Transcribe every line of the data below verbatim.

MATERIAL SHOWN
══════

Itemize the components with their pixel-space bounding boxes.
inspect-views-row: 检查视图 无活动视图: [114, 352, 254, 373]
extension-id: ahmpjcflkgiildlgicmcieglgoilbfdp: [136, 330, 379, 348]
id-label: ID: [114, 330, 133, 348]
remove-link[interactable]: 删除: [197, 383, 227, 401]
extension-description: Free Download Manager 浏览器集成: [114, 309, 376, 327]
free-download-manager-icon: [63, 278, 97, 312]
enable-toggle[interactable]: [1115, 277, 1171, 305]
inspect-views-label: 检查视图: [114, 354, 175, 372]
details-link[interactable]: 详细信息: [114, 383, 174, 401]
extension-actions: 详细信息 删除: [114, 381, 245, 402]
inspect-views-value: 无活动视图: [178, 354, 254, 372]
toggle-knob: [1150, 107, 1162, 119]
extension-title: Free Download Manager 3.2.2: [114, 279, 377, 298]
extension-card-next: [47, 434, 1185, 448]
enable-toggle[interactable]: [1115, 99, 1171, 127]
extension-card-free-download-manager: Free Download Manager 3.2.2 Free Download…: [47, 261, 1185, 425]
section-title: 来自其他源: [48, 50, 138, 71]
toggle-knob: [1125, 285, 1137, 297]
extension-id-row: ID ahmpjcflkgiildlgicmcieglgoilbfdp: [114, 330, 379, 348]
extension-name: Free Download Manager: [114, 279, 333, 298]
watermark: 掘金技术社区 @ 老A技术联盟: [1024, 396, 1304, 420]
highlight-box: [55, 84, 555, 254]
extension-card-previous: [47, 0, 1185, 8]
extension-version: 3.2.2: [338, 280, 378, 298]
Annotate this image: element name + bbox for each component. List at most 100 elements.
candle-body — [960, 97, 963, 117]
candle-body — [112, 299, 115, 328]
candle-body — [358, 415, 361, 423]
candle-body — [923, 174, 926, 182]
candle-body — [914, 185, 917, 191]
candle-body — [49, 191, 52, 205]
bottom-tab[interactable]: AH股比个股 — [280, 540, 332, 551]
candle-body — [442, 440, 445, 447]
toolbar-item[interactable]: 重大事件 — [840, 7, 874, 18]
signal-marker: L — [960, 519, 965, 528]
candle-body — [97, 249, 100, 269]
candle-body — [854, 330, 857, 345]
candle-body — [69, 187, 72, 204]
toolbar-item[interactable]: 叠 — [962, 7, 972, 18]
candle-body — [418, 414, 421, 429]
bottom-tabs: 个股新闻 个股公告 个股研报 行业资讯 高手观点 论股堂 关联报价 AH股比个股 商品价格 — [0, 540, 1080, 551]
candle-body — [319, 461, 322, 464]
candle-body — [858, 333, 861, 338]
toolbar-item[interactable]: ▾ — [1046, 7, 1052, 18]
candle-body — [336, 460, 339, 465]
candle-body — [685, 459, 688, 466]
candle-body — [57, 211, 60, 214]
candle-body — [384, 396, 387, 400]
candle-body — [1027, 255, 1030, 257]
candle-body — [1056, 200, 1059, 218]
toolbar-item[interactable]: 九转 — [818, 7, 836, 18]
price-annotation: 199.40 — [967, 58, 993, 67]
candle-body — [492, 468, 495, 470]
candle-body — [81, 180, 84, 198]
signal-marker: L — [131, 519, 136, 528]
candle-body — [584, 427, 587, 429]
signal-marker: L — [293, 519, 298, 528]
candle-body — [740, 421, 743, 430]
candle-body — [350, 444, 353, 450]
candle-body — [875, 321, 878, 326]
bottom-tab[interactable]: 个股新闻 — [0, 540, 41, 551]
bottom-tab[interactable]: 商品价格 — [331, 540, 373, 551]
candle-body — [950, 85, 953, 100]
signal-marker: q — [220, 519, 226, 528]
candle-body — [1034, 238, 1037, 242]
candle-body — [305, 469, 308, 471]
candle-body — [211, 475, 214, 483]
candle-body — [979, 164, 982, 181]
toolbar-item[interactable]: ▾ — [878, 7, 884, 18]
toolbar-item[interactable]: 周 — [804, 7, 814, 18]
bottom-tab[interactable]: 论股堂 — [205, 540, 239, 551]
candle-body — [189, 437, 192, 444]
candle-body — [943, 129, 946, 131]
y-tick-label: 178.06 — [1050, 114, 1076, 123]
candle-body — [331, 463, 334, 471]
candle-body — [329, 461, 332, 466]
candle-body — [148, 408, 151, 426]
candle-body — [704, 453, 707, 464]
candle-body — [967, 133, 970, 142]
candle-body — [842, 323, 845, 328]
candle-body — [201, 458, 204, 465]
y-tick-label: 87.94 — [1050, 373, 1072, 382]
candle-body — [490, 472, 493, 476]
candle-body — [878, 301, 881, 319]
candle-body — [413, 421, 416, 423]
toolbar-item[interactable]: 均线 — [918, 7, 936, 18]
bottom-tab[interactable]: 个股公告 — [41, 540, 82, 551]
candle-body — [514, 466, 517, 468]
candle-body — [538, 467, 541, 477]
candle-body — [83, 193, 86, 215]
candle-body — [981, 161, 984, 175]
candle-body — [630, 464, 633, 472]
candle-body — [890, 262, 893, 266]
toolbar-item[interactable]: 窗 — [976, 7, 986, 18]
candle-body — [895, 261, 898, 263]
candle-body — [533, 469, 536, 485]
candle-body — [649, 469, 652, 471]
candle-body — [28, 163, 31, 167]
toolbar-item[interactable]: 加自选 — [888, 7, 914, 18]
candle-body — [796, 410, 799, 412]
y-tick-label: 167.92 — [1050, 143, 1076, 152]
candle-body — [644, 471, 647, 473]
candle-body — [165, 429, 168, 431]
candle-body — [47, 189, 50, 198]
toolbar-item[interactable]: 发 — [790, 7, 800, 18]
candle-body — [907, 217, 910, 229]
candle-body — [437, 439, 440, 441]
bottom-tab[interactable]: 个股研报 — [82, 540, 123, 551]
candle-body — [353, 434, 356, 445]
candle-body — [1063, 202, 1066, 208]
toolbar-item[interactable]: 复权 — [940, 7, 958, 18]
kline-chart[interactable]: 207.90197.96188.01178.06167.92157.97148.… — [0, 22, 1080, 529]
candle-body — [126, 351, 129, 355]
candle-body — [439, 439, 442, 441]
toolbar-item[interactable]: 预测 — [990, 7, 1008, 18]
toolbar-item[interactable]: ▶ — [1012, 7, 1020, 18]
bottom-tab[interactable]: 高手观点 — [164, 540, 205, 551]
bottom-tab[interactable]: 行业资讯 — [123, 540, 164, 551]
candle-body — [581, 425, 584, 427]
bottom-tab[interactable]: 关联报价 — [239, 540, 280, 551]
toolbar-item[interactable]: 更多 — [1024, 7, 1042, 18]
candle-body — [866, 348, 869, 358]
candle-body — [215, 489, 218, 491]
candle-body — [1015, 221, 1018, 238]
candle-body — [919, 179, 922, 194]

══════

THE OUTPUT
Itemize the components with their pixel-space bounding boxes.
inspect-views-row: 检查视图 无活动视图: [114, 352, 254, 373]
extension-id: ahmpjcflkgiildlgicmcieglgoilbfdp: [136, 330, 379, 348]
id-label: ID: [114, 330, 133, 348]
remove-link[interactable]: 删除: [197, 383, 227, 401]
extension-description: Free Download Manager 浏览器集成: [114, 309, 376, 327]
free-download-manager-icon: [63, 278, 97, 312]
enable-toggle[interactable]: [1115, 277, 1171, 305]
inspect-views-label: 检查视图: [114, 354, 175, 372]
details-link[interactable]: 详细信息: [114, 383, 174, 401]
extension-actions: 详细信息 删除: [114, 381, 245, 402]
inspect-views-value: 无活动视图: [178, 354, 254, 372]
toggle-knob: [1150, 107, 1162, 119]
extension-title: Free Download Manager 3.2.2: [114, 279, 377, 298]
extension-card-next: [47, 434, 1185, 448]
enable-toggle[interactable]: [1115, 99, 1171, 127]
extension-card-free-download-manager: Free Download Manager 3.2.2 Free Download…: [47, 261, 1185, 425]
section-title: 来自其他源: [48, 50, 138, 71]
toggle-knob: [1125, 285, 1137, 297]
extension-id-row: ID ahmpjcflkgiildlgicmcieglgoilbfdp: [114, 330, 379, 348]
extension-name: Free Download Manager: [114, 279, 333, 298]
watermark: 掘金技术社区 @ 老A技术联盟: [1024, 396, 1304, 420]
highlight-box: [55, 84, 555, 254]
extension-card-previous: [47, 0, 1185, 8]
extension-version: 3.2.2: [338, 280, 378, 298]
Annotate this image: element name + bbox for each component. List at most 100 elements.
candle-body — [960, 97, 963, 117]
candle-body — [112, 299, 115, 328]
candle-body — [358, 415, 361, 423]
candle-body — [923, 174, 926, 182]
candle-body — [914, 185, 917, 191]
candle-body — [49, 191, 52, 205]
bottom-tab[interactable]: AH股比个股 — [280, 540, 332, 551]
candle-body — [442, 440, 445, 447]
toolbar-item[interactable]: 重大事件 — [840, 7, 874, 18]
signal-marker: L — [960, 519, 965, 528]
candle-body — [97, 249, 100, 269]
candle-body — [854, 330, 857, 345]
candle-body — [69, 187, 72, 204]
toolbar-item[interactable]: 叠 — [962, 7, 972, 18]
candle-body — [418, 414, 421, 429]
bottom-tabs: 个股新闻 个股公告 个股研报 行业资讯 高手观点 论股堂 关联报价 AH股比个股 商品价格 — [0, 540, 1080, 551]
candle-body — [319, 461, 322, 464]
candle-body — [858, 333, 861, 338]
toolbar-item[interactable]: ▾ — [1046, 7, 1052, 18]
candle-body — [336, 460, 339, 465]
candle-body — [685, 459, 688, 466]
candle-body — [57, 211, 60, 214]
candle-body — [384, 396, 387, 400]
candle-body — [1027, 255, 1030, 257]
candle-body — [1056, 200, 1059, 218]
toolbar-item[interactable]: 九转 — [818, 7, 836, 18]
price-annotation: 199.40 — [967, 58, 993, 67]
candle-body — [492, 468, 495, 470]
candle-body — [81, 180, 84, 198]
signal-marker: L — [131, 519, 136, 528]
candle-body — [584, 427, 587, 429]
signal-marker: L — [293, 519, 298, 528]
candle-body — [740, 421, 743, 430]
candle-body — [350, 444, 353, 450]
candle-body — [875, 321, 878, 326]
bottom-tab[interactable]: 个股新闻 — [0, 540, 41, 551]
bottom-tab[interactable]: 商品价格 — [331, 540, 373, 551]
candle-body — [950, 85, 953, 100]
signal-marker: q — [220, 519, 226, 528]
candle-body — [1034, 238, 1037, 242]
candle-body — [305, 469, 308, 471]
candle-body — [211, 475, 214, 483]
candle-body — [979, 164, 982, 181]
toolbar-item[interactable]: ▾ — [878, 7, 884, 18]
toolbar-item[interactable]: 周 — [804, 7, 814, 18]
bottom-tab[interactable]: 论股堂 — [205, 540, 239, 551]
candle-body — [189, 437, 192, 444]
candle-body — [943, 129, 946, 131]
y-tick-label: 178.06 — [1050, 114, 1076, 123]
candle-body — [331, 463, 334, 471]
candle-body — [329, 461, 332, 466]
candle-body — [148, 408, 151, 426]
candle-body — [704, 453, 707, 464]
candle-body — [967, 133, 970, 142]
candle-body — [842, 323, 845, 328]
candle-body — [201, 458, 204, 465]
y-tick-label: 87.94 — [1050, 373, 1072, 382]
candle-body — [490, 472, 493, 476]
candle-body — [878, 301, 881, 319]
candle-body — [413, 421, 416, 423]
toolbar-item[interactable]: 均线 — [918, 7, 936, 18]
bottom-tab[interactable]: 个股公告 — [41, 540, 82, 551]
candle-body — [514, 466, 517, 468]
candle-body — [538, 467, 541, 477]
candle-body — [83, 193, 86, 215]
candle-body — [981, 161, 984, 175]
candle-body — [630, 464, 633, 472]
candle-body — [890, 262, 893, 266]
toolbar-item[interactable]: 窗 — [976, 7, 986, 18]
candle-body — [895, 261, 898, 263]
candle-body — [533, 469, 536, 485]
candle-body — [649, 469, 652, 471]
candle-body — [28, 163, 31, 167]
toolbar-item[interactable]: 加自选 — [888, 7, 914, 18]
candle-body — [796, 410, 799, 412]
y-tick-label: 167.92 — [1050, 143, 1076, 152]
candle-body — [644, 471, 647, 473]
candle-body — [165, 429, 168, 431]
candle-body — [47, 189, 50, 198]
toolbar-item[interactable]: 发 — [790, 7, 800, 18]
candle-body — [907, 217, 910, 229]
candle-body — [437, 439, 440, 441]
bottom-tab[interactable]: 个股研报 — [82, 540, 123, 551]
candle-body — [353, 434, 356, 445]
candle-body — [1063, 202, 1066, 208]
toolbar-item[interactable]: 复权 — [940, 7, 958, 18]
kline-chart[interactable]: 207.90197.96188.01178.06167.92157.97148.… — [0, 22, 1080, 529]
candle-body — [126, 351, 129, 355]
candle-body — [439, 439, 442, 441]
toolbar-item[interactable]: 预测 — [990, 7, 1008, 18]
toolbar-item[interactable]: ▶ — [1012, 7, 1020, 18]
bottom-tab[interactable]: 高手观点 — [164, 540, 205, 551]
bottom-tab[interactable]: 行业资讯 — [123, 540, 164, 551]
candle-body — [581, 425, 584, 427]
bottom-tab[interactable]: 关联报价 — [239, 540, 280, 551]
toolbar-item[interactable]: 更多 — [1024, 7, 1042, 18]
candle-body — [866, 348, 869, 358]
candle-body — [215, 489, 218, 491]
candle-body — [1015, 221, 1018, 238]
candle-body — [919, 179, 922, 194]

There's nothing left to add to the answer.